[Stored data]
BEGIN
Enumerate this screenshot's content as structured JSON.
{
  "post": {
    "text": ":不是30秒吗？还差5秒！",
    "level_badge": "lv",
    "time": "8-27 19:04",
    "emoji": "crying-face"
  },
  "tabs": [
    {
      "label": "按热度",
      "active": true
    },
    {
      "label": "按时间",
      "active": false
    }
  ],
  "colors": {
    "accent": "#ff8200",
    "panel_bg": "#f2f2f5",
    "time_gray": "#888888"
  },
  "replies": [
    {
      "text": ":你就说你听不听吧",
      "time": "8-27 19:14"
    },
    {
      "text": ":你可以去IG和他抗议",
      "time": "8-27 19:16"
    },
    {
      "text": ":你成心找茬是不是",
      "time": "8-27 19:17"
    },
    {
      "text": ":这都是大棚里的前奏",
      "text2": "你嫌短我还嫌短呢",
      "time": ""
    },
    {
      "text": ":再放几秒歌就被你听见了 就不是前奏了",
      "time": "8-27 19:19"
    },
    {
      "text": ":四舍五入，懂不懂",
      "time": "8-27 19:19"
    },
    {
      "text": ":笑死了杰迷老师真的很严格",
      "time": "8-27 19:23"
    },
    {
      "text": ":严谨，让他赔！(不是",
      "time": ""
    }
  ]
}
END
§ Goal
Set down the entries verbatim, leaving none out.

§ Correct output
Enumerate this screenshot's content as structured JSON.
{
  "post": {
    "text": ":不是30秒吗？还差5秒！",
    "level_badge": "lv",
    "time": "8-27 19:04",
    "emoji": "crying-face"
  },
  "tabs": [
    {
      "label": "按热度",
      "active": true
    },
    {
      "label": "按时间",
      "active": false
    }
  ],
  "colors": {
    "accent": "#ff8200",
    "panel_bg": "#f2f2f5",
    "time_gray": "#888888"
  },
  "replies": [
    {
      "text": ":你就说你听不听吧",
      "time": "8-27 19:14"
    },
    {
      "text": ":你可以去IG和他抗议",
      "time": "8-27 19:16"
    },
    {
      "text": ":你成心找茬是不是",
      "time": "8-27 19:17"
    },
    {
      "text": ":这都是大棚里的前奏",
      "text2": "你嫌短我还嫌短呢",
      "time": ""
    },
    {
      "text": ":再放几秒歌就被你听见了 就不是前奏了",
      "time": "8-27 19:19"
    },
    {
      "text": ":四舍五入，懂不懂",
      "time": "8-27 19:19"
    },
    {
      "text": ":笑死了杰迷老师真的很严格",
      "time": "8-27 19:23"
    },
    {
      "text": ":严谨，让他赔！(不是",
      "time": ""
    }
  ]
}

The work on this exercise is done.